#### Available records
»»

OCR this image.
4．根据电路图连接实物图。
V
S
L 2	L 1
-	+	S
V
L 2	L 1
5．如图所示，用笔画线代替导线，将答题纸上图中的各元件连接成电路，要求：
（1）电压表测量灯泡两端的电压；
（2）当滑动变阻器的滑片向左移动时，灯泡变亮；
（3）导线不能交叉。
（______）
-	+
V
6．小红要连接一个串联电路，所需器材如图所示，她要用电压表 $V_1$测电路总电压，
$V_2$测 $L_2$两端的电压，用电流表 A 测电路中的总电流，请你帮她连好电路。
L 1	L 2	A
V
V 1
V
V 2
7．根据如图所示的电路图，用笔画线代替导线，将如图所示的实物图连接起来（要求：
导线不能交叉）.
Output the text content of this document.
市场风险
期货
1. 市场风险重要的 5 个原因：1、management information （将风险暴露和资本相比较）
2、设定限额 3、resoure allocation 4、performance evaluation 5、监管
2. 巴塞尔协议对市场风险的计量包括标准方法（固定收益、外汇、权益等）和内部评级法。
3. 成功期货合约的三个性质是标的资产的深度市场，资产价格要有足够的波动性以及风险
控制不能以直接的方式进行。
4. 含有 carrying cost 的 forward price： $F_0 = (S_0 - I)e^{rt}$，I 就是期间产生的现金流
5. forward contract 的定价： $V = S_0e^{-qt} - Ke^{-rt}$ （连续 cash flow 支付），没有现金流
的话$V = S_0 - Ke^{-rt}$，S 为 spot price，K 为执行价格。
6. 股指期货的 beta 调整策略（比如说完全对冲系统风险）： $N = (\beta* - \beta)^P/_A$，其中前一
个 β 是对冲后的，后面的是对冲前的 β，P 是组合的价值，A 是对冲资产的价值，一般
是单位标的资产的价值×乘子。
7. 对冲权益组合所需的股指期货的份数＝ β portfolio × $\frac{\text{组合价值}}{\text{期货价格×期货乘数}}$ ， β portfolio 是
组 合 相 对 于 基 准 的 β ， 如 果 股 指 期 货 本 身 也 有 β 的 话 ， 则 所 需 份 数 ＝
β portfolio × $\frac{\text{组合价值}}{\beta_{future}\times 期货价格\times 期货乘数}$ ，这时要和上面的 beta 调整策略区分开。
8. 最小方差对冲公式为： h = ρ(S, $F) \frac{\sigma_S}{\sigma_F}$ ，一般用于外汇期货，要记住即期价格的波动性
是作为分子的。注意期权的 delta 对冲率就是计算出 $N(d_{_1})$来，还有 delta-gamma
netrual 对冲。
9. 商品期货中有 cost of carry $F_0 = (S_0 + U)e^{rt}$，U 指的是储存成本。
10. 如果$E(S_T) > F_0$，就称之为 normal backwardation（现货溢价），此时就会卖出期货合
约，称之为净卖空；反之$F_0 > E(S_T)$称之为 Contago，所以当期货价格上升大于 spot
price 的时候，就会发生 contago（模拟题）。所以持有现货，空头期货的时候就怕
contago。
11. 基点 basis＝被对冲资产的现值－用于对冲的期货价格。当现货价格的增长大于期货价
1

««

#### What is required
Write out the records above again, keeping each one identical to the original.

#### Response for this exercise
OCR this image.
4．根据电路图连接实物图。
V
S
L 2	L 1
-	+	S
V
L 2	L 1
5．如图所示，用笔画线代替导线，将答题纸上图中的各元件连接成电路，要求：
（1）电压表测量灯泡两端的电压；
（2）当滑动变阻器的滑片向左移动时，灯泡变亮；
（3）导线不能交叉。
（______）
-	+
V
6．小红要连接一个串联电路，所需器材如图所示，她要用电压表 $V_1$测电路总电压，
$V_2$测 $L_2$两端的电压，用电流表 A 测电路中的总电流，请你帮她连好电路。
L 1	L 2	A
V
V 1
V
V 2
7．根据如图所示的电路图，用笔画线代替导线，将如图所示的实物图连接起来（要求：
导线不能交叉）.
Output the text content of this document.
市场风险
期货
1. 市场风险重要的 5 个原因：1、management information （将风险暴露和资本相比较）
2、设定限额 3、resoure allocation 4、performance evaluation 5、监管
2. 巴塞尔协议对市场风险的计量包括标准方法（固定收益、外汇、权益等）和内部评级法。
3. 成功期货合约的三个性质是标的资产的深度市场，资产价格要有足够的波动性以及风险
控制不能以直接的方式进行。
4. 含有 carrying cost 的 forward price： $F_0 = (S_0 - I)e^{rt}$，I 就是期间产生的现金流
5. forward contract 的定价： $V = S_0e^{-qt} - Ke^{-rt}$ （连续 cash flow 支付），没有现金流
的话$V = S_0 - Ke^{-rt}$，S 为 spot price，K 为执行价格。
6. 股指期货的 beta 调整策略（比如说完全对冲系统风险）： $N = (\beta* - \beta)^P/_A$，其中前一
个 β 是对冲后的，后面的是对冲前的 β，P 是组合的价值，A 是对冲资产的价值，一般
是单位标的资产的价值×乘子。
7. 对冲权益组合所需的股指期货的份数＝ β portfolio × $\frac{\text{组合价值}}{\text{期货价格×期货乘数}}$ ， β portfolio 是
组 合 相 对 于 基 准 的 β ， 如 果 股 指 期 货 本 身 也 有 β 的 话 ， 则 所 需 份 数 ＝
β portfolio × $\frac{\text{组合价值}}{\beta_{future}\times 期货价格\times 期货乘数}$ ，这时要和上面的 beta 调整策略区分开。
8. 最小方差对冲公式为： h = ρ(S, $F) \frac{\sigma_S}{\sigma_F}$ ，一般用于外汇期货，要记住即期价格的波动性
是作为分子的。注意期权的 delta 对冲率就是计算出 $N(d_{_1})$来，还有 delta-gamma
netrual 对冲。
9. 商品期货中有 cost of carry $F_0 = (S_0 + U)e^{rt}$，U 指的是储存成本。
10. 如果$E(S_T) > F_0$，就称之为 normal backwardation（现货溢价），此时就会卖出期货合
约，称之为净卖空；反之$F_0 > E(S_T)$称之为 Contago，所以当期货价格上升大于 spot
price 的时候，就会发生 contago（模拟题）。所以持有现货，空头期货的时候就怕
contago。
11. 基点 basis＝被对冲资产的现值－用于对冲的期货价格。当现货价格的增长大于期货价
1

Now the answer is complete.